Copy every line of the records below that holds the word "内々定時期".

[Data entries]
============================================================

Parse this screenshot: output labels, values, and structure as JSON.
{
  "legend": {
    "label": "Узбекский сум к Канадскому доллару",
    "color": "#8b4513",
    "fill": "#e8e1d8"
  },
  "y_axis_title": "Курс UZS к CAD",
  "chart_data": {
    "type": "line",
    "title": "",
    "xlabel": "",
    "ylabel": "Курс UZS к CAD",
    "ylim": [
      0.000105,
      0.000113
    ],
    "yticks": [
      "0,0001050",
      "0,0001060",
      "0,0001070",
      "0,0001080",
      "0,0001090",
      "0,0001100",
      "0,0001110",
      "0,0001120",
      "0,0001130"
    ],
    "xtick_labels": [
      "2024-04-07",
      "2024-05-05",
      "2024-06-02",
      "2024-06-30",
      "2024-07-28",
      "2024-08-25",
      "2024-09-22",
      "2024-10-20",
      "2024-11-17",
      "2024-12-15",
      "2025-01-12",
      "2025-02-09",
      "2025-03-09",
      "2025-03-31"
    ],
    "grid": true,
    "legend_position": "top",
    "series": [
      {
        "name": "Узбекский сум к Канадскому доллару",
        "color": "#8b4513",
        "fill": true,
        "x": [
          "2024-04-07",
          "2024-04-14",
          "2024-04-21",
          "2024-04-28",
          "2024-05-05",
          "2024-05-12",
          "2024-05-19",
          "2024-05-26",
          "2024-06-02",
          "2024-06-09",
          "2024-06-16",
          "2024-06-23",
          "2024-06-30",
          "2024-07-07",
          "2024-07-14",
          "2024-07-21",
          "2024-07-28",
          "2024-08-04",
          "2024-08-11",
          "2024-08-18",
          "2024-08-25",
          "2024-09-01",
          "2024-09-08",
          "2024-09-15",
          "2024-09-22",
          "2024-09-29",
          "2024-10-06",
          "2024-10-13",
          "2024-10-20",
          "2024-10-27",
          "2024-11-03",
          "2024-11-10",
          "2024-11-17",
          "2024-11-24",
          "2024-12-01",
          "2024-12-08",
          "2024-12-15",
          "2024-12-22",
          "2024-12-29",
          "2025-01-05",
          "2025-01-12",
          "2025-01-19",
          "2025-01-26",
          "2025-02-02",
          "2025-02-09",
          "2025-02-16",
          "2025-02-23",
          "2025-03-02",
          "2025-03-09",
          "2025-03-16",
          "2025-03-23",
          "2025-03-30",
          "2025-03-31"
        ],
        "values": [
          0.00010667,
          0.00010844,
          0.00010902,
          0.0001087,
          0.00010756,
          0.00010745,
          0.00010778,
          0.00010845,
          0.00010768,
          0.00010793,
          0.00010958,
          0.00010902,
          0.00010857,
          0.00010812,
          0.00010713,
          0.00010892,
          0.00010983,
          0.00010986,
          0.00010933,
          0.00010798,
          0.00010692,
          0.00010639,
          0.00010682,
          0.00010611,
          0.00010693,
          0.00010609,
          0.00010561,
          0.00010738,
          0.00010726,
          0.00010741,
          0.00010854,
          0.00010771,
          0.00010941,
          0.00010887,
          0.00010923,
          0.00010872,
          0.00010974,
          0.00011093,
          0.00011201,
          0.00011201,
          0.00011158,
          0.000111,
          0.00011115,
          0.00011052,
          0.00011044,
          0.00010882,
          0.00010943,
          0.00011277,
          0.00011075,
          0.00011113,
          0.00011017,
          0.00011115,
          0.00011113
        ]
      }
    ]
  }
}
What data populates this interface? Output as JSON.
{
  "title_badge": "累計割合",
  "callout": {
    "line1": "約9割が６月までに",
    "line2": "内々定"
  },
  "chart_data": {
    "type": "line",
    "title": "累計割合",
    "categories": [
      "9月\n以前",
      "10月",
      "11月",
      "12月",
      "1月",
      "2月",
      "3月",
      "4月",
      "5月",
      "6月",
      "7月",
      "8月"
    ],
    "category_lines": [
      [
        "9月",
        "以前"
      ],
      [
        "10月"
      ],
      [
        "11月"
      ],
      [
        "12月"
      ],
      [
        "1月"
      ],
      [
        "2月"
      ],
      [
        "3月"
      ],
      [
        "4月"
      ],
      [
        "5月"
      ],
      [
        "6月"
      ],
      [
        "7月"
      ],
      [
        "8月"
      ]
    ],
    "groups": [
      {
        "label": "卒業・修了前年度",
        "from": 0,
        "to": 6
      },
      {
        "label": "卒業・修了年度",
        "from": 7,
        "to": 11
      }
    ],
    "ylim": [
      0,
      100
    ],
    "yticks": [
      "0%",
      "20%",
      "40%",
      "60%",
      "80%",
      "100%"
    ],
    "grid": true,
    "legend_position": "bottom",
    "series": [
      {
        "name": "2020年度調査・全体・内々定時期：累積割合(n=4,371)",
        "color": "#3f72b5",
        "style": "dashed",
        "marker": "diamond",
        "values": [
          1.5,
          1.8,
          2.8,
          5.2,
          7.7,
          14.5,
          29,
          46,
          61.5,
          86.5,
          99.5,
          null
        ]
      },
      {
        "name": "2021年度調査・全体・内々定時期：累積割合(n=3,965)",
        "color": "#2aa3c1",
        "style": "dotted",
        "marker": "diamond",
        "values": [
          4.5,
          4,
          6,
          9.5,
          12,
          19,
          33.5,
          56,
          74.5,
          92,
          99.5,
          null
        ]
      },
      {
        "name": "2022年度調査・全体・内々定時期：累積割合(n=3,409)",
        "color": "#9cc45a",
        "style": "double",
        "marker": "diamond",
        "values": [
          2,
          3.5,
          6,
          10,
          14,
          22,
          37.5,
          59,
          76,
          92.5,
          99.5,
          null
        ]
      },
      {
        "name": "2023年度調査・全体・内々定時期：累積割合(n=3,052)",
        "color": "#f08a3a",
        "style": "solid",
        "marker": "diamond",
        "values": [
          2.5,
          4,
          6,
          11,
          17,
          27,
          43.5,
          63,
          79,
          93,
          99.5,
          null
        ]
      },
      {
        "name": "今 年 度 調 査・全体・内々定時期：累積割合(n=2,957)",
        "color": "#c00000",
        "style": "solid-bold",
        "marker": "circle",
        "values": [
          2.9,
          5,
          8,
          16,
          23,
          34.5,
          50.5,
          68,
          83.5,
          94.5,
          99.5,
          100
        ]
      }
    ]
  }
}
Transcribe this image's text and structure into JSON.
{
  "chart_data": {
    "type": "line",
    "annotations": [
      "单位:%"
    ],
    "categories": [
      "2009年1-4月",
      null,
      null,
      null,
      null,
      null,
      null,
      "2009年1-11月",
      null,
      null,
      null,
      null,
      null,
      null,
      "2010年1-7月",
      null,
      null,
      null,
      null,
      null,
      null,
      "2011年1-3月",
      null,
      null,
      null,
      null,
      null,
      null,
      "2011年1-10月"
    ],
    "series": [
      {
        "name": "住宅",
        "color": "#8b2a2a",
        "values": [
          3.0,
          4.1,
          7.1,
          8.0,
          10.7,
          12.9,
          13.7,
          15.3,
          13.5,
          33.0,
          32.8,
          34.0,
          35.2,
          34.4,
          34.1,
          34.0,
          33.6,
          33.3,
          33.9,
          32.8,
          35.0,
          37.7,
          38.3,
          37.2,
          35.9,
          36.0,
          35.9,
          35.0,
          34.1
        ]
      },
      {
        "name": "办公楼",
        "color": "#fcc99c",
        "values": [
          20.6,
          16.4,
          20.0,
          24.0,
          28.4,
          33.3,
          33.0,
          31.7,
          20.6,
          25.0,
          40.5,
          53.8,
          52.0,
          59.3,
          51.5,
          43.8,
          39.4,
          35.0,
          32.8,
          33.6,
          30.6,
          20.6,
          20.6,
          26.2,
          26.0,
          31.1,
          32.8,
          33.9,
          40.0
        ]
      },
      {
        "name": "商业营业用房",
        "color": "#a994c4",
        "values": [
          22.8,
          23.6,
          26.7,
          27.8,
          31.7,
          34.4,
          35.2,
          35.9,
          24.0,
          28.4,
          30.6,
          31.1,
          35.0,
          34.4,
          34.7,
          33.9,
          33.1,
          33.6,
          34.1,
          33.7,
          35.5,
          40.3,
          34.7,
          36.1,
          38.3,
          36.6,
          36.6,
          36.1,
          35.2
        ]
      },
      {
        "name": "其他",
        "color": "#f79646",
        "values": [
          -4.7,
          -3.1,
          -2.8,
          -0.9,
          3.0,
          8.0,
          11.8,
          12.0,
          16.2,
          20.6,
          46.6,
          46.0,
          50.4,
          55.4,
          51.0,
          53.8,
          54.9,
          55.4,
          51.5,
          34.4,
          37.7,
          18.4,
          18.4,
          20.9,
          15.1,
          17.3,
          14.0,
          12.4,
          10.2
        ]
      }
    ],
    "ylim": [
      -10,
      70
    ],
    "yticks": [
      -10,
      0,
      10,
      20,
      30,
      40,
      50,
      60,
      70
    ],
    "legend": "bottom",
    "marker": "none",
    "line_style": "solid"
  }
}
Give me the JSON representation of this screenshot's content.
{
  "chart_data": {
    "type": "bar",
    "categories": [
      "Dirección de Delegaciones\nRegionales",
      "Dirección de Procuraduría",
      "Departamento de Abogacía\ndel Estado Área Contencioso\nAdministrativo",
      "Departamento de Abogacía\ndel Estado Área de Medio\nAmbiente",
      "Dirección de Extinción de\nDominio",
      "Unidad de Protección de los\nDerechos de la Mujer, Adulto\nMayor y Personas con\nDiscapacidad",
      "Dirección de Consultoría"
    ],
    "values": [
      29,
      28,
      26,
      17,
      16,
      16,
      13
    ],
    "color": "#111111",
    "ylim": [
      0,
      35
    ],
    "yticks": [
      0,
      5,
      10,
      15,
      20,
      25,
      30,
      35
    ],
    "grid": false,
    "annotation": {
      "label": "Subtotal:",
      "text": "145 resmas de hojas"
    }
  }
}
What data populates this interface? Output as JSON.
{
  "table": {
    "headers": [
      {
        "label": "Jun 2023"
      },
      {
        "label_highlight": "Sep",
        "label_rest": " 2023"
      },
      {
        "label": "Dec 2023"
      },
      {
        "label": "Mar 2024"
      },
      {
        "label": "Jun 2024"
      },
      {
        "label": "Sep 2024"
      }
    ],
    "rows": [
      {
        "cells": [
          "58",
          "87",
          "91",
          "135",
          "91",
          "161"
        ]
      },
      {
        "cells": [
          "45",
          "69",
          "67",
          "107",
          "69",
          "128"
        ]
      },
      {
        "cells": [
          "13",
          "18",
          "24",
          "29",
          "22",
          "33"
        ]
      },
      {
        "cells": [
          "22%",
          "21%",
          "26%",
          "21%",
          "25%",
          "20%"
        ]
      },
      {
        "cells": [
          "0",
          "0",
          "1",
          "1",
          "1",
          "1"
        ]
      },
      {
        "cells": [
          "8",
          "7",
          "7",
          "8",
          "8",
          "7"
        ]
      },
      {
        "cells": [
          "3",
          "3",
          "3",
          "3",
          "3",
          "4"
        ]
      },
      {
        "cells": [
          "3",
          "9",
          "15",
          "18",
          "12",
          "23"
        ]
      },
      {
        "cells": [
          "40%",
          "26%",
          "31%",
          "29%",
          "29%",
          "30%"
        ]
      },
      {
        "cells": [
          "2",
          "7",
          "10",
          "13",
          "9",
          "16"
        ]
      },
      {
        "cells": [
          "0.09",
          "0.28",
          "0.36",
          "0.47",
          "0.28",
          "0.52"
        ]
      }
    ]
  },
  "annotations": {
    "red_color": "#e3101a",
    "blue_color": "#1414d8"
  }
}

============================================================

**Task response**:
        "name": "2020年度調査・全体・内々定時期：累積割合(n=4,371)",
        "name": "2021年度調査・全体・内々定時期：累積割合(n=3,965)",
        "name": "2022年度調査・全体・内々定時期：累積割合(n=3,409)",
        "name": "2023年度調査・全体・内々定時期：累積割合(n=3,052)",
        "name": "今 年 度 調 査・全体・内々定時期：累積割合(n=2,957)",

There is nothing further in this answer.